### Document passage
________________________

Call llama3pure with type: "generate" and a chatHistory array. The engine uses the cbRender callback provided during load to stream tokens. The last message in chatHistory should have role: "user" - that is the message the model will respond to. Previous messages provide conversation context, enabling multi-turn conversations.

llama3pure({
  type: "generate",
  chatHistory: [
    { role: "user", content: "Tell me in 1 line what is Microsoft." },
    {
      role: "assistant",
      content:
        "Microsoft is a global technology leader known for its innovative products and services.",
    },
    { role: "user", content: "Tell me in 1 line the names of the founders." },
  ],
})
Parameter Type Required Description
type string Yes Must be generate.
chatHistory array Yes Array of message objects representing the conversation.

Full example in llama3pure-nodejs-demo.js.

Running in Web Environments

Read the GGUF file as an ArrayBuffer and send it to the worker with type: "load". The ArrayBuffer is transferred (not copied) for performance.

________________________

### Excerpted data
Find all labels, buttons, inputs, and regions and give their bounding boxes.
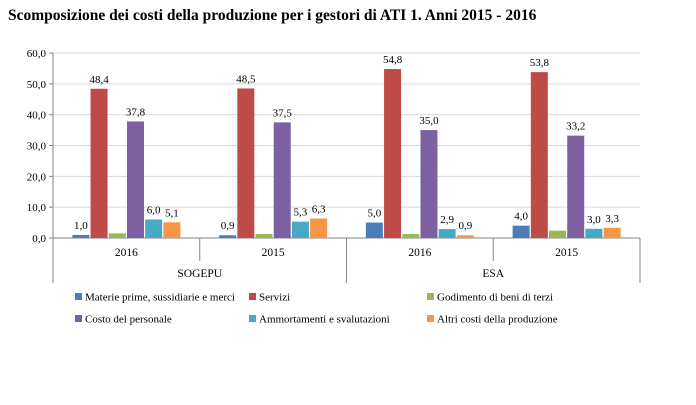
bar bbox=[90, 88, 108, 239]
legend-swatch bbox=[427, 293, 434, 300]
bar bbox=[456, 235, 474, 238]
bar bbox=[255, 233, 273, 238]
x-tick-label: 2015 bbox=[262, 247, 285, 259]
legend-swatch bbox=[75, 315, 82, 322]
bar bbox=[530, 72, 548, 238]
y-tick-label: 20,0 bbox=[27, 171, 47, 183]
data-labels: 1,0 0,9 5,0 4,0 48,4 48,5 54,8 53,8 37,8 37,5 35,0… bbox=[74, 54, 620, 232]
bar bbox=[126, 121, 144, 238]
data-label: 37,5 bbox=[273, 107, 293, 119]
bar bbox=[420, 130, 438, 238]
bar bbox=[384, 69, 402, 239]
bar bbox=[237, 88, 255, 238]
y-tick-label: 0,0 bbox=[32, 233, 46, 245]
y-axis: 0,0 10,0 20,0 30,0 40,0 50,0 60,0 bbox=[27, 48, 54, 245]
y-tick-label: 50,0 bbox=[27, 79, 47, 91]
data-label: 48,5 bbox=[236, 73, 256, 85]
x-tick-label: 2016 bbox=[408, 247, 431, 259]
bar bbox=[145, 219, 163, 238]
legend-swatch bbox=[427, 315, 434, 322]
data-label: 33,2 bbox=[566, 121, 585, 133]
legend-label: Ammortamenti e svalutazioni bbox=[259, 314, 390, 326]
data-label: 3,3 bbox=[605, 213, 619, 225]
bar bbox=[402, 233, 420, 238]
legend-swatch bbox=[249, 315, 256, 322]
data-label: 53,8 bbox=[530, 57, 550, 69]
y-tick-label: 10,0 bbox=[27, 202, 47, 214]
y-tick-label: 40,0 bbox=[27, 110, 47, 122]
y-tick-label: 30,0 bbox=[27, 141, 47, 153]
bar bbox=[72, 234, 90, 238]
bar bbox=[567, 135, 585, 238]
data-label: 6,0 bbox=[147, 205, 161, 217]
legend-label: Servizi bbox=[259, 292, 290, 304]
bar bbox=[291, 221, 309, 238]
bar bbox=[585, 228, 603, 238]
data-label: 0,9 bbox=[221, 220, 235, 232]
bar bbox=[273, 122, 291, 238]
data-label: 2,9 bbox=[440, 214, 454, 226]
data-label: 48,4 bbox=[89, 74, 109, 86]
bar bbox=[438, 229, 456, 238]
x-tick-label: 2016 bbox=[115, 247, 138, 259]
legend: Materie prime, sussidiarie e merci Serviz… bbox=[75, 292, 558, 326]
data-label: 1,0 bbox=[74, 220, 88, 232]
x-group-label: SOGEPU bbox=[177, 268, 222, 280]
bar bbox=[603, 227, 621, 238]
data-label: 0,9 bbox=[459, 220, 473, 232]
legend-label: Altri costi della produzione bbox=[437, 314, 558, 326]
bar bbox=[512, 225, 530, 238]
legend-swatch bbox=[75, 293, 82, 300]
data-label: 35,0 bbox=[419, 115, 439, 127]
legend-swatch bbox=[249, 293, 256, 300]
y-tick-label: 60,0 bbox=[27, 48, 47, 60]
data-label: 5,0 bbox=[368, 208, 382, 220]
bar bbox=[310, 218, 328, 238]
data-label: 54,8 bbox=[383, 54, 403, 66]
x-axis: 2016 2015 2016 2015 SOGEPU ESA bbox=[52, 238, 641, 283]
data-label: 4,0 bbox=[514, 211, 528, 223]
data-label: 3,0 bbox=[587, 214, 601, 226]
data-label: 5,3 bbox=[294, 207, 308, 219]
x-group-label: ESA bbox=[482, 268, 504, 280]
bars bbox=[72, 69, 621, 239]
data-label: 5,1 bbox=[165, 207, 179, 219]
data-label: 37,8 bbox=[126, 106, 146, 118]
x-tick-label: 2015 bbox=[555, 247, 578, 259]
legend-label: Godimento di beni di terzi bbox=[437, 292, 553, 304]
bar bbox=[365, 222, 383, 238]
bar bbox=[108, 233, 126, 238]
chart-title: Scomposizione dei costi della produzione… bbox=[8, 7, 537, 24]
bar bbox=[163, 222, 181, 238]
legend-label: Costo del personale bbox=[85, 314, 172, 326]
legend-label: Materie prime, sussidiarie e merci bbox=[85, 292, 235, 304]
bar bbox=[549, 230, 567, 238]
bar bbox=[219, 235, 237, 238]
data-label: 6,3 bbox=[312, 204, 326, 216]
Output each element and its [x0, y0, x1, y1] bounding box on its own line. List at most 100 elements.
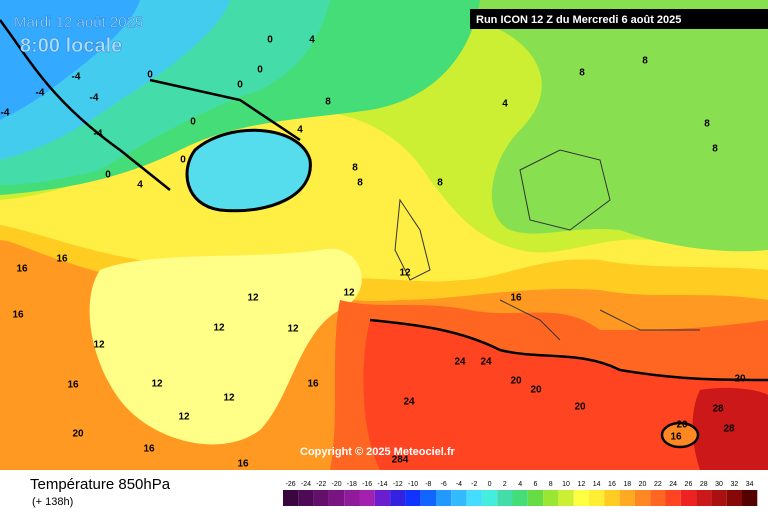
scale-swatch [467, 490, 482, 506]
footer-title: Température 850hPa [30, 476, 171, 493]
scale-swatch [666, 490, 681, 506]
contour-label: 16 [143, 444, 155, 455]
scale-label: 34 [746, 481, 754, 488]
scale-label: 30 [715, 481, 723, 488]
scale-label: 12 [577, 481, 585, 488]
contour-label: 12 [151, 379, 163, 390]
contour-label: 0 [105, 170, 111, 181]
contour-label: 12 [93, 340, 105, 351]
scale-swatch [574, 490, 589, 506]
scale-swatch [635, 490, 650, 506]
scale-label: -14 [377, 481, 387, 488]
contour-label: 20 [574, 402, 586, 413]
footer-lead: (+ 138h) [32, 496, 73, 508]
scale-swatch [558, 490, 573, 506]
contour-label: 16 [670, 432, 682, 443]
scale-label: 8 [549, 481, 553, 488]
scale-label: 20 [639, 481, 647, 488]
contour-label: 12 [213, 323, 225, 334]
scale-label: -16 [362, 481, 372, 488]
scale-swatch [421, 490, 436, 506]
scale-swatch [604, 490, 619, 506]
scale-swatch [589, 490, 604, 506]
scale-swatch [298, 490, 313, 506]
scale-label: -24 [301, 481, 311, 488]
scale-swatch [528, 490, 543, 506]
contour-label: -4 [90, 93, 99, 104]
contour-label: 16 [12, 310, 24, 321]
scale-label: -2 [471, 481, 477, 488]
contour-label: -4 [1, 108, 10, 119]
scale-swatch [513, 490, 528, 506]
contour-label: -4 [72, 72, 81, 83]
contour-label: 16 [16, 264, 28, 275]
scale-swatch [727, 490, 742, 506]
contour-label: 20 [72, 429, 84, 440]
scale-swatch [681, 490, 696, 506]
contour-label: 20 [676, 420, 688, 431]
scale-swatch [543, 490, 558, 506]
scale-label: -18 [347, 481, 357, 488]
scale-label: -26 [286, 481, 296, 488]
contour-label: 8 [704, 119, 710, 130]
contour-label: -4 [94, 129, 103, 140]
time: 8:00 locale [20, 35, 122, 57]
scale-swatch [314, 490, 329, 506]
contour-label: 20 [510, 376, 522, 387]
contour-label: 0 [267, 35, 273, 46]
scale-swatch [360, 490, 375, 506]
contour-label: 28 [723, 424, 735, 435]
scale-label: 2 [503, 481, 507, 488]
scale-swatch [451, 490, 466, 506]
scale-swatch [436, 490, 451, 506]
scale-swatch [482, 490, 497, 506]
contour-label: 0 [257, 65, 263, 76]
contour-label: 12 [223, 393, 235, 404]
contour-label: 16 [56, 254, 68, 265]
scale-label: 26 [685, 481, 693, 488]
contour-label: 4 [297, 125, 303, 136]
scale-swatch [711, 490, 726, 506]
contour-label: 8 [352, 163, 358, 174]
contour-label: 8 [357, 178, 363, 189]
scale-swatch [405, 490, 420, 506]
contour-label: 24 [403, 397, 415, 408]
contour-label: 0 [237, 80, 243, 91]
contour-label: 12 [399, 268, 411, 279]
contour-label: 12 [247, 293, 259, 304]
contour-label: 24 [454, 357, 466, 368]
contour-label: 8 [437, 178, 443, 189]
contour-label: 4 [502, 99, 508, 110]
contour-label: 16 [237, 459, 249, 470]
contour-label: -4 [36, 88, 45, 99]
contour-label: 24 [480, 357, 492, 368]
scale-label: 18 [623, 481, 631, 488]
contour-label: 0 [147, 70, 153, 81]
scale-swatch [344, 490, 359, 506]
contour-label: 20 [734, 374, 746, 385]
date: Mardi 12 août 2025 [14, 14, 143, 31]
scale-label: -22 [316, 481, 326, 488]
contour-label: 8 [579, 68, 585, 79]
contour-label: 4 [137, 180, 143, 191]
contour-label: 20 [530, 385, 542, 396]
contour-label: 12 [287, 324, 299, 335]
scale-label: -8 [425, 481, 431, 488]
scale-label: 4 [518, 481, 522, 488]
contour-label: 8 [712, 144, 718, 155]
scale-swatch [329, 490, 344, 506]
scale-label: -10 [408, 481, 418, 488]
scale-swatch [283, 490, 298, 506]
scale-label: 0 [488, 481, 492, 488]
scale-swatch [497, 490, 512, 506]
scale-label: -12 [393, 481, 403, 488]
scale-label: 24 [669, 481, 677, 488]
contour-label: 12 [178, 412, 190, 423]
map [0, 0, 768, 470]
scale-swatch [696, 490, 711, 506]
scale-label: -6 [441, 481, 447, 488]
contour-label: 8 [325, 97, 331, 108]
scale-label: 28 [700, 481, 708, 488]
contour-label: 16 [307, 379, 319, 390]
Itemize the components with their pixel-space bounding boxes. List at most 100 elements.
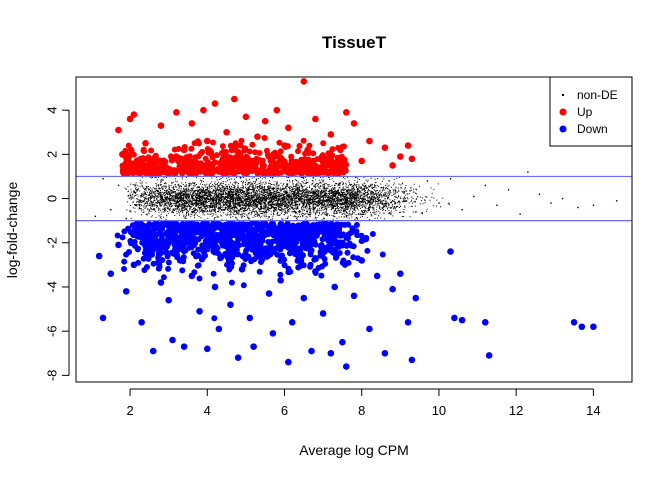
- x-tick-label: 14: [586, 403, 600, 418]
- down-point: [157, 279, 165, 286]
- down-point: [285, 358, 292, 366]
- non-de-point: [218, 206, 220, 209]
- non-de-point: [171, 211, 174, 213]
- up-point: [358, 157, 366, 165]
- up-point: [234, 148, 242, 156]
- non-de-point: [438, 202, 440, 204]
- up-density-cloud: [119, 135, 350, 178]
- down-point: [277, 277, 284, 284]
- legend-marker-down: [559, 125, 567, 133]
- up-point: [169, 155, 176, 163]
- non-de-point: [380, 186, 382, 189]
- up-point: [219, 157, 227, 165]
- non-de-point: [102, 178, 104, 180]
- down-point: [373, 272, 381, 280]
- up-point: [366, 137, 373, 145]
- up-point: [381, 144, 389, 152]
- down-point: [196, 307, 203, 315]
- up-point: [130, 111, 138, 118]
- down-point: [389, 285, 396, 293]
- up-point: [126, 115, 134, 123]
- x-tick-label: 4: [204, 403, 211, 418]
- up-point: [203, 137, 211, 145]
- non-de-point: [426, 180, 429, 182]
- y-tick-label: 0: [45, 195, 60, 202]
- x-tick-label: 2: [126, 403, 133, 418]
- non-de-point-cloud: [114, 135, 450, 322]
- down-point: [342, 363, 350, 370]
- down-point: [238, 265, 246, 273]
- up-point: [389, 162, 396, 169]
- up-point: [149, 159, 157, 167]
- up-point: [119, 151, 126, 158]
- down-point: [485, 352, 493, 359]
- down-point: [590, 323, 597, 331]
- up-point: [342, 109, 350, 116]
- non-de-point: [368, 206, 371, 209]
- down-point: [227, 301, 234, 308]
- up-point: [188, 120, 196, 127]
- down-point: [130, 261, 138, 269]
- up-point: [281, 142, 288, 149]
- non-de-point: [461, 209, 463, 211]
- non-de-point: [538, 193, 541, 195]
- non-de-point: [241, 213, 243, 215]
- y-tick-label: 4: [45, 107, 60, 114]
- y-axis-label: log-fold-change: [4, 182, 20, 279]
- down-point: [300, 294, 308, 302]
- non-de-point: [415, 211, 417, 213]
- x-tick-label: 12: [509, 403, 523, 418]
- down-density-cloud: [114, 219, 386, 322]
- down-point: [308, 347, 315, 355]
- non-de-point: [392, 200, 394, 202]
- down-point: [203, 345, 211, 353]
- up-point: [200, 106, 207, 114]
- plot-frame: [75, 76, 633, 383]
- non-de-point: [206, 186, 209, 189]
- down-point: [412, 294, 420, 302]
- down-point: [165, 296, 172, 304]
- non-de-point: [229, 195, 232, 198]
- down-point: [269, 330, 277, 337]
- down-point: [397, 270, 404, 278]
- down-point: [99, 314, 107, 322]
- up-point: [285, 124, 292, 132]
- up-point: [327, 131, 335, 138]
- down-point: [223, 250, 230, 258]
- down-point: [350, 292, 358, 300]
- legend-label-up: Up: [577, 105, 593, 119]
- down-point: [451, 314, 458, 322]
- x-tick-label: 6: [281, 403, 288, 418]
- down-point: [149, 347, 157, 355]
- up-point: [404, 142, 412, 149]
- up-point: [304, 146, 311, 154]
- down-point: [312, 268, 319, 275]
- up-point: [300, 78, 308, 85]
- non-de-point: [345, 215, 348, 218]
- non-de-point: [253, 191, 255, 193]
- up-point: [142, 140, 149, 147]
- up-point: [223, 128, 230, 136]
- y-tick-label: -2: [45, 237, 60, 249]
- non-de-point: [125, 217, 127, 220]
- non-de-point: [403, 191, 405, 193]
- threshold-lines: [76, 175, 632, 222]
- x-axis-label: Average log CPM: [299, 442, 408, 458]
- non-de-point: [322, 204, 324, 206]
- up-point: [231, 95, 238, 103]
- down-point: [95, 252, 103, 260]
- legend-marker-non-de: [562, 94, 564, 96]
- non-de-point: [484, 184, 487, 187]
- non-de-point: [137, 189, 139, 191]
- up-point: [292, 159, 300, 167]
- down-point: [366, 325, 373, 333]
- non-de-point: [449, 178, 452, 180]
- non-de-point: [473, 195, 475, 198]
- up-point: [157, 122, 165, 129]
- non-de-point: [183, 193, 185, 195]
- non-de-point: [577, 206, 579, 209]
- down-point: [200, 243, 207, 251]
- down-point: [331, 283, 338, 291]
- y-tick-label: -6: [45, 325, 60, 337]
- non-de-point: [527, 171, 529, 173]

________________________

According to the llama3pure documentation excerpt, what role must the last message in chatHistory have?

### Final result
The last message must have role "user".